SET TASK — Identify and pull out each line of the entries in which "word" occurs.

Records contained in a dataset
— start —

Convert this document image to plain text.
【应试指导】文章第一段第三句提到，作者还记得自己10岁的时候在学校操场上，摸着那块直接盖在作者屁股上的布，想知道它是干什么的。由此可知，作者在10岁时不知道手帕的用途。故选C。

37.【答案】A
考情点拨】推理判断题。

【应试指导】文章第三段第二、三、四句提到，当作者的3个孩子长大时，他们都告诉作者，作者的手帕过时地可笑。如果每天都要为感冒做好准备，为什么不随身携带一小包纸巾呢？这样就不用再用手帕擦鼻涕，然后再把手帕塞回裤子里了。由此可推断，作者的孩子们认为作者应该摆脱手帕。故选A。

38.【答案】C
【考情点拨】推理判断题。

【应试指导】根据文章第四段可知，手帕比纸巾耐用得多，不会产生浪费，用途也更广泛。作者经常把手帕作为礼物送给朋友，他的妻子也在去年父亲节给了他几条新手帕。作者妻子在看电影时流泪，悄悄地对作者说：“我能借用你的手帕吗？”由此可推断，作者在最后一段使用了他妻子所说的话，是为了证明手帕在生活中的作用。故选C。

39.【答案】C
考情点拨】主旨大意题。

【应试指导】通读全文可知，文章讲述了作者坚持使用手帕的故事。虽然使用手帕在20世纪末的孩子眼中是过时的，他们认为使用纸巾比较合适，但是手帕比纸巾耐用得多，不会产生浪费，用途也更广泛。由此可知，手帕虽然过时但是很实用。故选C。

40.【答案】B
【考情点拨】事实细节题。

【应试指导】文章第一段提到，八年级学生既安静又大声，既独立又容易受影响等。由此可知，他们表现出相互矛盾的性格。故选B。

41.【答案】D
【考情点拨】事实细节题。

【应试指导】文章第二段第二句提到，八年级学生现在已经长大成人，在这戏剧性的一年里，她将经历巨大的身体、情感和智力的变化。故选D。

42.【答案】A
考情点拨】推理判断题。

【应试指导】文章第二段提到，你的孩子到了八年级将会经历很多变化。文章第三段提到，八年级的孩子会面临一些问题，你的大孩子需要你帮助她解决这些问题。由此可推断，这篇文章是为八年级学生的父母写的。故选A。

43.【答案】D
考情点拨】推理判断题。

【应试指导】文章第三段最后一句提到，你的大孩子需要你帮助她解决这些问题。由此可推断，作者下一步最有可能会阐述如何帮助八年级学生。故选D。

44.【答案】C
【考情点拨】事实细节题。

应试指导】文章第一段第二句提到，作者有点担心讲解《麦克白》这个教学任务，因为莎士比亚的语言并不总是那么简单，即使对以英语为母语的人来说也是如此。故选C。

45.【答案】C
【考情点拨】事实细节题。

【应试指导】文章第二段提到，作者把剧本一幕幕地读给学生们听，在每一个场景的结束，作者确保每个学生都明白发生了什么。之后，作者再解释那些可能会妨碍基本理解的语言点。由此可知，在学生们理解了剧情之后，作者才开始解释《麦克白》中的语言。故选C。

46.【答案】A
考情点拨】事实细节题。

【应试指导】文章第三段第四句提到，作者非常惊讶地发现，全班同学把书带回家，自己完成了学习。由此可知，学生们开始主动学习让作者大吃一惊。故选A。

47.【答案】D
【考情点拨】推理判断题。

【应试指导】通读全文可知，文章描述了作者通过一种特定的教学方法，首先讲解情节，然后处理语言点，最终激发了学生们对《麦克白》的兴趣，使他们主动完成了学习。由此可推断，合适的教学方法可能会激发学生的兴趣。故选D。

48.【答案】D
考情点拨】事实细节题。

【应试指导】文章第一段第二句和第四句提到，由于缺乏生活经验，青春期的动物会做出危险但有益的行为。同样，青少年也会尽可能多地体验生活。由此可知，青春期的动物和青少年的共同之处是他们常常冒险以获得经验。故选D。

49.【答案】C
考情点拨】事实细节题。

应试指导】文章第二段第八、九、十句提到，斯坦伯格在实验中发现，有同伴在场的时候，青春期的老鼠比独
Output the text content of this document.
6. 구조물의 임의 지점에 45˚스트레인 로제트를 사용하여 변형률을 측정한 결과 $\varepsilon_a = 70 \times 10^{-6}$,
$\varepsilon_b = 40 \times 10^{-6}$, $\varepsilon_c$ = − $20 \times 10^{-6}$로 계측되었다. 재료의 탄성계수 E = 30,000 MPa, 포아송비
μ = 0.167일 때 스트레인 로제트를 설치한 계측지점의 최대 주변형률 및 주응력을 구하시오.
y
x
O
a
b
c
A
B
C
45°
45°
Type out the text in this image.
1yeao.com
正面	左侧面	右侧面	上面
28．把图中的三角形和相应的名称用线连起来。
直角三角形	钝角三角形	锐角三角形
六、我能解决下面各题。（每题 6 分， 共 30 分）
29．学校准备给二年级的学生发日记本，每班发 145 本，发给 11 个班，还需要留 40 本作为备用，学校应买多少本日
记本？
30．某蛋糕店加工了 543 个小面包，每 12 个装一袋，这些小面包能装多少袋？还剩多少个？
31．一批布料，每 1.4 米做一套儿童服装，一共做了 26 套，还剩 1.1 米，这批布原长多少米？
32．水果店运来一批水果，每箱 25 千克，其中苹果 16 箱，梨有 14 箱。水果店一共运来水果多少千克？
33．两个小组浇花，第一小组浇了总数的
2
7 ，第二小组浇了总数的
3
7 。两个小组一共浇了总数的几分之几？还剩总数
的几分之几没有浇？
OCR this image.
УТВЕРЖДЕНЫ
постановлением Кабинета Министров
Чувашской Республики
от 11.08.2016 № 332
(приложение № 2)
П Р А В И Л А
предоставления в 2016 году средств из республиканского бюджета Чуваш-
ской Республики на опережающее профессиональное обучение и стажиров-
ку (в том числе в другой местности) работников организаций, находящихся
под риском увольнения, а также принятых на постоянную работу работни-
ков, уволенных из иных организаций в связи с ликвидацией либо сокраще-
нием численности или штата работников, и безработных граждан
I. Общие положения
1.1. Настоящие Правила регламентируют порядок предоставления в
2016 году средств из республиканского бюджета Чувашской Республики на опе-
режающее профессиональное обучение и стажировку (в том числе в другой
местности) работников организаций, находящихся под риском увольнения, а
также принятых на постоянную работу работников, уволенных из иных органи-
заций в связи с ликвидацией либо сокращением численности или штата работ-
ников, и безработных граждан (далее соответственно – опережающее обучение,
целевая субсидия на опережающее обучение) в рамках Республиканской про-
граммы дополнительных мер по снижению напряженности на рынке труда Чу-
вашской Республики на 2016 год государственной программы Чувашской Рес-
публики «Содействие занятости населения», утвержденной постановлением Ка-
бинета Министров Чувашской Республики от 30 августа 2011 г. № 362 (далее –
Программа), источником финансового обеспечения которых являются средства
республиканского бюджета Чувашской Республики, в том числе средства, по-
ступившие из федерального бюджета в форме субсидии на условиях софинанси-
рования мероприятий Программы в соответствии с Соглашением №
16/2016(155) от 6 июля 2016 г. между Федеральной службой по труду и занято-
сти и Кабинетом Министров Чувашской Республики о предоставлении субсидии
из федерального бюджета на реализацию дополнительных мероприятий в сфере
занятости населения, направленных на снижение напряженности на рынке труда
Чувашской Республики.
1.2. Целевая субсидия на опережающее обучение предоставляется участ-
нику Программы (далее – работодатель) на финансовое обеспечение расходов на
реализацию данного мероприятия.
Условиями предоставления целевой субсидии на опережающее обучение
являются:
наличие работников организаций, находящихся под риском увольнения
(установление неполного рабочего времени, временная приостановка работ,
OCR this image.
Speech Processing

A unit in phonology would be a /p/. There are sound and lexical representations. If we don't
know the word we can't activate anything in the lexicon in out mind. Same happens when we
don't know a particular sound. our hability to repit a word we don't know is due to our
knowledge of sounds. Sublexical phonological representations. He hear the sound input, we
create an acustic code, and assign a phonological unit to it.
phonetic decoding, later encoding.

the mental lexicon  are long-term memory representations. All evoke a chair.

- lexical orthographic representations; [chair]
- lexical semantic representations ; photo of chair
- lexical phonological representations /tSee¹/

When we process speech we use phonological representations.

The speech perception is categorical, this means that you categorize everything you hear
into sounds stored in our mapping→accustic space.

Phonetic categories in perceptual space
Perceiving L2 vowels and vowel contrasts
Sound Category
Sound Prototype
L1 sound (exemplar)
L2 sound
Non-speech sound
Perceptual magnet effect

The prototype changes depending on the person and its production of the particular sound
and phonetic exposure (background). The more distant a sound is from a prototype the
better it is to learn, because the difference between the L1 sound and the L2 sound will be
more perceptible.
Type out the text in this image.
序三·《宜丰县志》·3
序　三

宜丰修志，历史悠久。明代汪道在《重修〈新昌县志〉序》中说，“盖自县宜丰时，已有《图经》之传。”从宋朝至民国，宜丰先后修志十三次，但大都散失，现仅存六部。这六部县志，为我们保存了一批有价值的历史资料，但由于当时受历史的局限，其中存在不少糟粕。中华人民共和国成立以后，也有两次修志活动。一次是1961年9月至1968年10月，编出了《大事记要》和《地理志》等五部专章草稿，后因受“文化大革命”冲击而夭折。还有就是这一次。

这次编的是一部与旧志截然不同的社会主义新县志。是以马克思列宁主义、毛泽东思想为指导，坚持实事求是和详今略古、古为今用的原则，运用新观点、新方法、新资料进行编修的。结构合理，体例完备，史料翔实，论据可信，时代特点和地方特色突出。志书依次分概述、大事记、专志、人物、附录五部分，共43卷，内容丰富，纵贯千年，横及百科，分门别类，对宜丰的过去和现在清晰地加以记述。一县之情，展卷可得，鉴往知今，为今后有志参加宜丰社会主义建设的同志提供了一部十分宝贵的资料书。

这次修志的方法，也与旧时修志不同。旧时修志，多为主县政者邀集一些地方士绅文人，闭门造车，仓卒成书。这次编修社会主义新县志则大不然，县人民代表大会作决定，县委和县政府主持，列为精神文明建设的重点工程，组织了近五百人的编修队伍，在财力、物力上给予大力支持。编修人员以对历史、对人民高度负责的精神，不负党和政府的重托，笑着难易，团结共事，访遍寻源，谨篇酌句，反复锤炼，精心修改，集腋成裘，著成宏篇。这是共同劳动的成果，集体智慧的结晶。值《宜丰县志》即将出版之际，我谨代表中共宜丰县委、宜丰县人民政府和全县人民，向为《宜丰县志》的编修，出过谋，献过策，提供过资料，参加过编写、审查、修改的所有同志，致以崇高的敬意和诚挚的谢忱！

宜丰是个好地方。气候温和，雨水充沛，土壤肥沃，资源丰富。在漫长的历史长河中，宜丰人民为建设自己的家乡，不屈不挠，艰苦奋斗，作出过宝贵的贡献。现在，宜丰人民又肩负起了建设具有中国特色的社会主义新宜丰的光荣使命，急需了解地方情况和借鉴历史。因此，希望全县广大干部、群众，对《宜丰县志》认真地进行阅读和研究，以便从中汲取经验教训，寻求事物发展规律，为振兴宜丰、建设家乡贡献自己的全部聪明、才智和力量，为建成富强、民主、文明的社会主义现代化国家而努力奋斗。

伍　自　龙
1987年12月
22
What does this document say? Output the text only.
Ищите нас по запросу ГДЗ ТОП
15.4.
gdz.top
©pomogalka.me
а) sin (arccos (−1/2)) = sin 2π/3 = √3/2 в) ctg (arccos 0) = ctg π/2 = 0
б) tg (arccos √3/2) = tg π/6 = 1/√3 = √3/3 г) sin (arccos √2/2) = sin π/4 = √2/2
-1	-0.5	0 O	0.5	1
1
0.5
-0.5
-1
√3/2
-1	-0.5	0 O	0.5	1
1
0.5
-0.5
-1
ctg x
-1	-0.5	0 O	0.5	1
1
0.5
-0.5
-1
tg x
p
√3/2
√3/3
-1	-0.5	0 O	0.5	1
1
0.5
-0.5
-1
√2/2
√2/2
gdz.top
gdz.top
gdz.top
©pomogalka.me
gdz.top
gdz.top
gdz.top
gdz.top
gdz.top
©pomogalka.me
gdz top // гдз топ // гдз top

— end —

OUTPUT FOR THIS TASK —
know the word we can't activate anything in the lexicon in out mind. Same happens when we
don't know a particular sound. our hability to repit a word we don't know is due to our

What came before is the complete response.